- _Task objective_:
Copy out the lines that include the word "Generic".

- _Given data_:
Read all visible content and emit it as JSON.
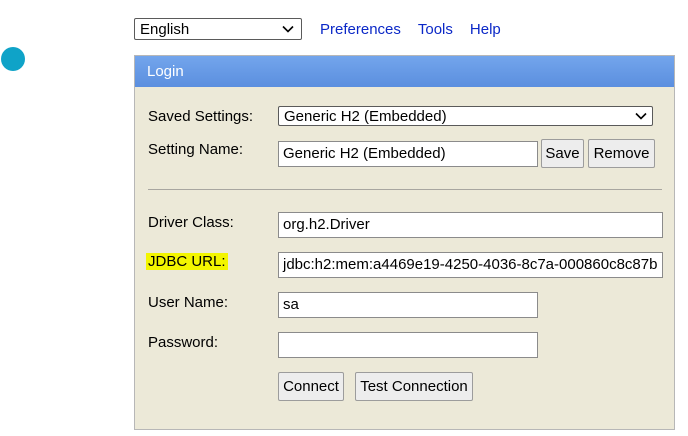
{
  "toolbar": {
    "language": "English",
    "links": [
      "Preferences",
      "Tools",
      "Help"
    ]
  },
  "login": {
    "title": "Login",
    "saved_settings_label": "Saved Settings:",
    "saved_settings_value": "Generic H2 (Embedded)",
    "setting_name_label": "Setting Name:",
    "setting_name_value": "Generic H2 (Embedded)",
    "save_label": "Save",
    "remove_label": "Remove",
    "driver_class_label": "Driver Class:",
    "driver_class_value": "org.h2.Driver",
    "jdbc_url_label": "JDBC URL:",
    "jdbc_url_value": "jdbc:h2:mem:a4469e19-4250-4036-8c7a-000860c8c87b",
    "user_name_label": "User Name:",
    "user_name_value": "sa",
    "password_label": "Password:",
    "password_value": "",
    "connect_label": "Connect",
    "test_connection_label": "Test Connection"
  },
  "colors": {
    "header": "#5b8fdf",
    "panel_bg": "#ece9d8",
    "link": "#0b28c7",
    "highlight": "#f3f500",
    "dot": "#0fa3c8"
  }
}
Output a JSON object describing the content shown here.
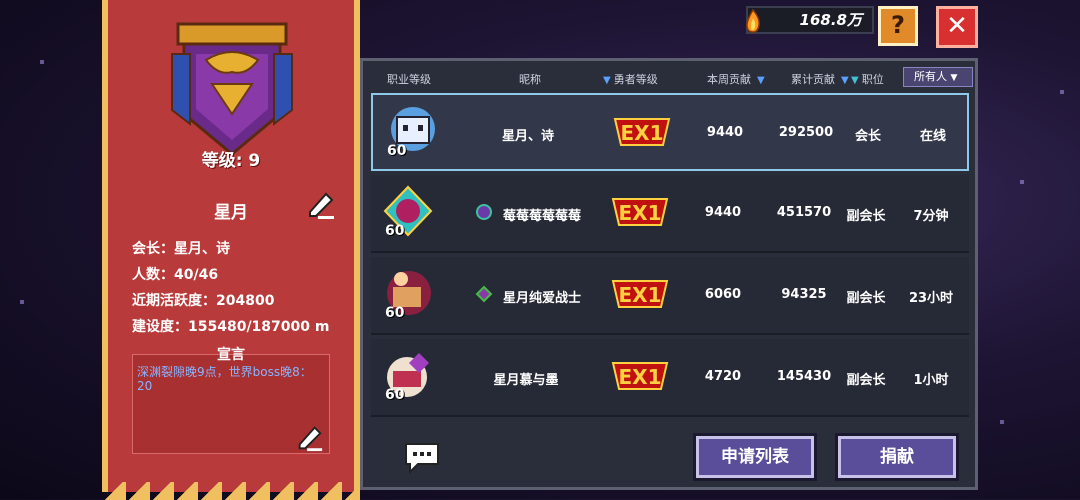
{
  "topbar": {
    "coins": "168.8万",
    "help_label": "?",
    "close_label": "✕"
  },
  "guild": {
    "level_label": "等级: 9",
    "name": "星月",
    "leader": "会长：星月、诗",
    "members": "人数：40/46",
    "activity": "近期活跃度：204800",
    "construction": "建设度：155480/187000 m",
    "declaration_title": "宣言",
    "declaration_text": "深渊裂隙晚9点，世界boss晚8：20"
  },
  "table": {
    "headers": [
      "职业等级",
      "昵称",
      "勇者等级",
      "本周贡献",
      "累计贡献",
      "职位"
    ],
    "filter": "所有人",
    "rows": [
      {
        "level": "60",
        "name": "星月、诗",
        "rank": "EX1",
        "week": "9440",
        "total": "292500",
        "role": "会长",
        "status": "在线"
      },
      {
        "level": "60",
        "name": "莓莓莓莓莓莓",
        "rank": "EX1",
        "week": "9440",
        "total": "451570",
        "role": "副会长",
        "status": "7分钟"
      },
      {
        "level": "60",
        "name": "星月纯爱战士",
        "rank": "EX1",
        "week": "6060",
        "total": "94325",
        "role": "副会长",
        "status": "23小时"
      },
      {
        "level": "60",
        "name": "星月慕与墨",
        "rank": "EX1",
        "week": "4720",
        "total": "145430",
        "role": "副会长",
        "status": "1小时"
      }
    ]
  },
  "buttons": {
    "apply_list": "申请列表",
    "donate": "捐献"
  },
  "colors": {
    "banner": "#b93a3a",
    "gold": "#f0c060",
    "panel": "#2a2d3a",
    "button": "#5a4d9a"
  }
}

- _Written answer_:
    "saved_settings_value": "Generic H2 (Embedded)",
    "setting_name_value": "Generic H2 (Embedded)",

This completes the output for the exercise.